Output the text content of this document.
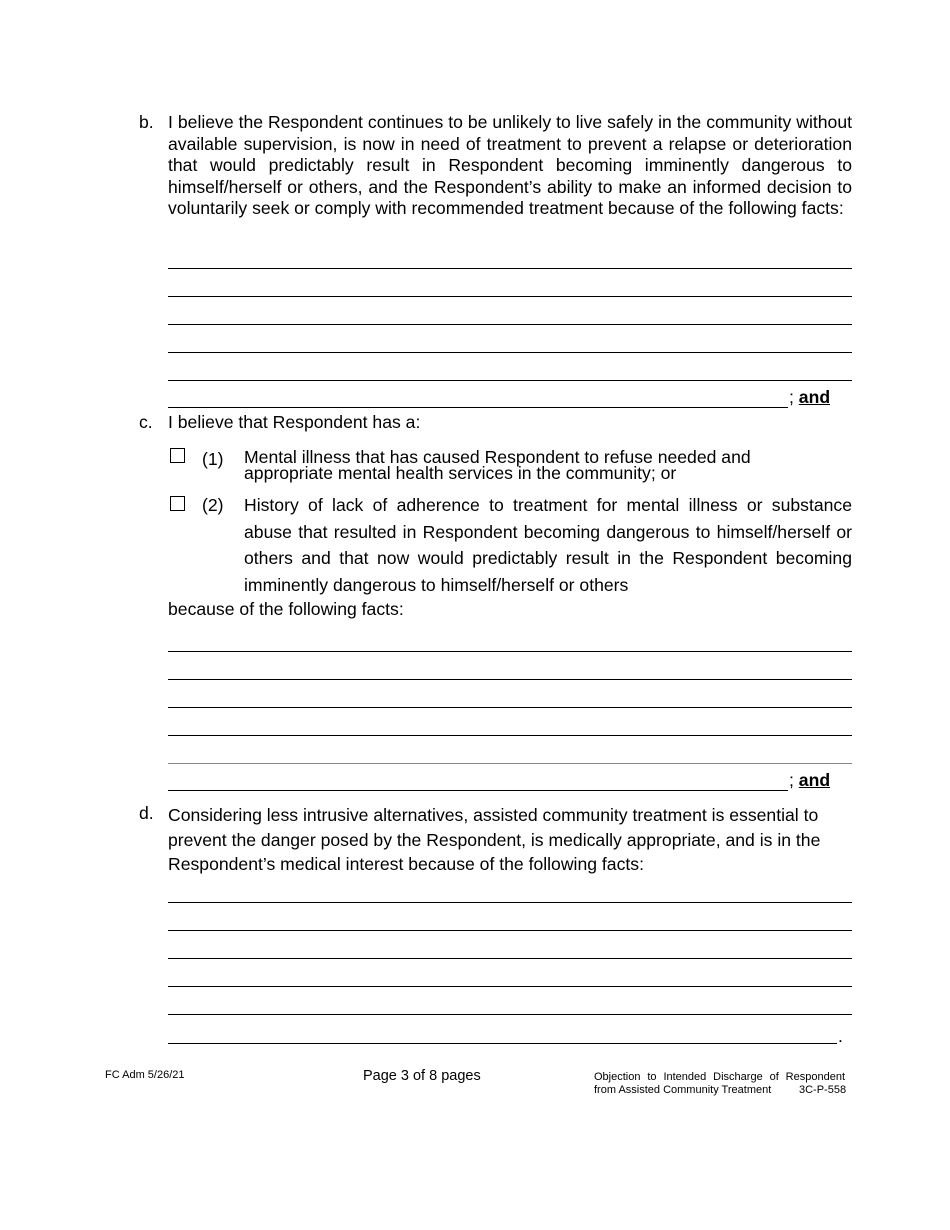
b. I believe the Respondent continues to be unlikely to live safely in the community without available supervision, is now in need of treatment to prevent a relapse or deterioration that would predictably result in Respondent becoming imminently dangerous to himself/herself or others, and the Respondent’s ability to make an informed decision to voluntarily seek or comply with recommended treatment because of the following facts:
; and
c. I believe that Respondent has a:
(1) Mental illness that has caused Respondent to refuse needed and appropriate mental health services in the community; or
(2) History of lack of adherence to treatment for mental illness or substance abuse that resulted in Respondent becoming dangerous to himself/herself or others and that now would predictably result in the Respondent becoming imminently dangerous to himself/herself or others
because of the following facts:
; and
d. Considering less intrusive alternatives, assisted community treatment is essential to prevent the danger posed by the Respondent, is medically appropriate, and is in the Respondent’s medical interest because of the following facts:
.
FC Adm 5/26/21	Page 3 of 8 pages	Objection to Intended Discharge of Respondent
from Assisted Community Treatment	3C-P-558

--

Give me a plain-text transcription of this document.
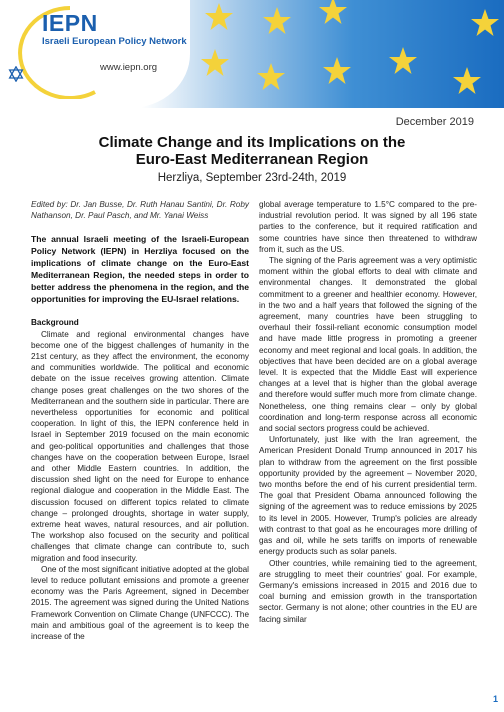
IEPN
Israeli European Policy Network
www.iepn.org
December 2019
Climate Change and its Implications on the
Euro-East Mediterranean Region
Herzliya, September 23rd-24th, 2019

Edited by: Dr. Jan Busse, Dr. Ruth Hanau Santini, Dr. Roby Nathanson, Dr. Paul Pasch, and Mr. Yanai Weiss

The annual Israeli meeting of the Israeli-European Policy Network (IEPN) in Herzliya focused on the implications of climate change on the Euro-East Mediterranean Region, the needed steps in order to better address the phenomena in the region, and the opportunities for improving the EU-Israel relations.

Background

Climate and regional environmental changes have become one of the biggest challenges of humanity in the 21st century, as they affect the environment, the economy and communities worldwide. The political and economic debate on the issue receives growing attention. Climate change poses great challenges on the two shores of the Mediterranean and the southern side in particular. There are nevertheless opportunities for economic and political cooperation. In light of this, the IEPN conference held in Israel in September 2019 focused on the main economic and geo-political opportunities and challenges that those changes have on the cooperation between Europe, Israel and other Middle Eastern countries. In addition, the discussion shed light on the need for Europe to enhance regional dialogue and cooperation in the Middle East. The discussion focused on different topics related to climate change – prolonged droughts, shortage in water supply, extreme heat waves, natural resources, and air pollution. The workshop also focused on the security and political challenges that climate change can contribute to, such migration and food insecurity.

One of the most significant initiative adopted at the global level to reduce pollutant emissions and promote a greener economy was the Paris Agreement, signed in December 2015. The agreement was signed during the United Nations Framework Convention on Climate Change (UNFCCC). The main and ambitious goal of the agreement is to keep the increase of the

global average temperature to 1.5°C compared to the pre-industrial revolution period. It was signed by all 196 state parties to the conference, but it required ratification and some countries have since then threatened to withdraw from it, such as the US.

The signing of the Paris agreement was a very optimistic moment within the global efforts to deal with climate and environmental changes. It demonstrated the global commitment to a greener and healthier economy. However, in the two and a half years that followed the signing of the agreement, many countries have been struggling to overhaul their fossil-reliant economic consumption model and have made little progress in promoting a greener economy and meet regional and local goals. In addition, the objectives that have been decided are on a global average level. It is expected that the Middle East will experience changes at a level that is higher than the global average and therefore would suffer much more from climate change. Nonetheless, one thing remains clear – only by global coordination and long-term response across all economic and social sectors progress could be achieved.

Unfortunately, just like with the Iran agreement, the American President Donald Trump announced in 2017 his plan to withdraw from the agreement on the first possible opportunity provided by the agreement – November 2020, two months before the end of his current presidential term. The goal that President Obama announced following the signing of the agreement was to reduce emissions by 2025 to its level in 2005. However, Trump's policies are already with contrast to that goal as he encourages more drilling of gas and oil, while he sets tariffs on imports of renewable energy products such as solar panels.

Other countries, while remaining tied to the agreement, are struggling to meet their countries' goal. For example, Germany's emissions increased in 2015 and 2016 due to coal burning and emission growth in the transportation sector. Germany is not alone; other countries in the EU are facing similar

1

==

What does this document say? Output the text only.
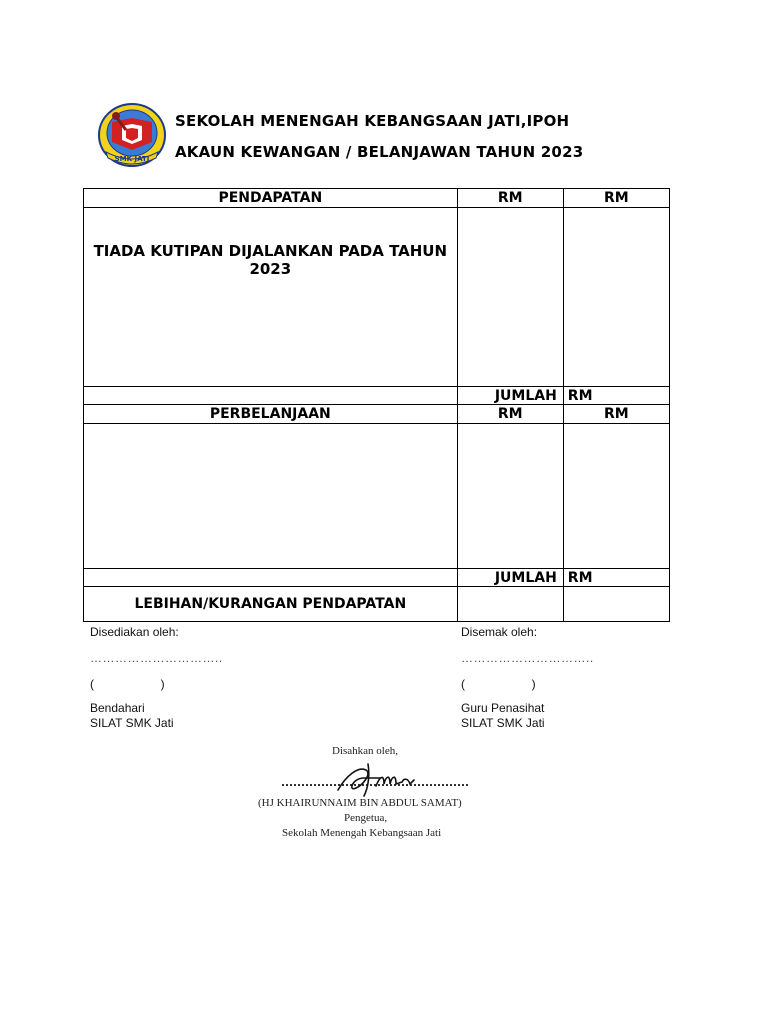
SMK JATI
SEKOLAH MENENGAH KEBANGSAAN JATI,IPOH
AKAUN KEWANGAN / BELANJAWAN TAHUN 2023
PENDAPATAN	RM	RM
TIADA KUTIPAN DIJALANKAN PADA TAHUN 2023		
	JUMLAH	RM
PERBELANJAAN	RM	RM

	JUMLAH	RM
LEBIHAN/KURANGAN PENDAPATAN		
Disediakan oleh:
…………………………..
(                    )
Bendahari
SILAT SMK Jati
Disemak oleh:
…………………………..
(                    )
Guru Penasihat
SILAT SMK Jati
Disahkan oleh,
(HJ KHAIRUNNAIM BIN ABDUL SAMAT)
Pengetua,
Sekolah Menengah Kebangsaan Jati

▸ Problem requirements
Where a line in the material contains "more", copy that line.

▸ Result of the exercise
The signing of the Paris agreement was a very optimistic moment within the global efforts to deal with climate and environmental changes. It demonstrated the global commitment to a greener and healthier economy. However, in the two and a half years that followed the signing of the agreement, many countries have been struggling to overhaul their fossil-reliant economic consumption model and have made little progress in promoting a greener economy and meet regional and local goals. In addition, the objectives that have been decided are on a global average level. It is expected that the Middle East will experience changes at a level that is higher than the global average and therefore would suffer much more from climate change. Nonetheless, one thing remains clear – only by global coordination and long-term response across all economic and social sectors progress could be achieved.
Unfortunately, just like with the Iran agreement, the American President Donald Trump announced in 2017 his plan to withdraw from the agreement on the first possible opportunity provided by the agreement – November 2020, two months before the end of his current presidential term. The goal that President Obama announced following the signing of the agreement was to reduce emissions by 2025 to its level in 2005. However, Trump's policies are already with contrast to that goal as he encourages more drilling of gas and oil, while he sets tariffs on imports of renewable energy products such as solar panels.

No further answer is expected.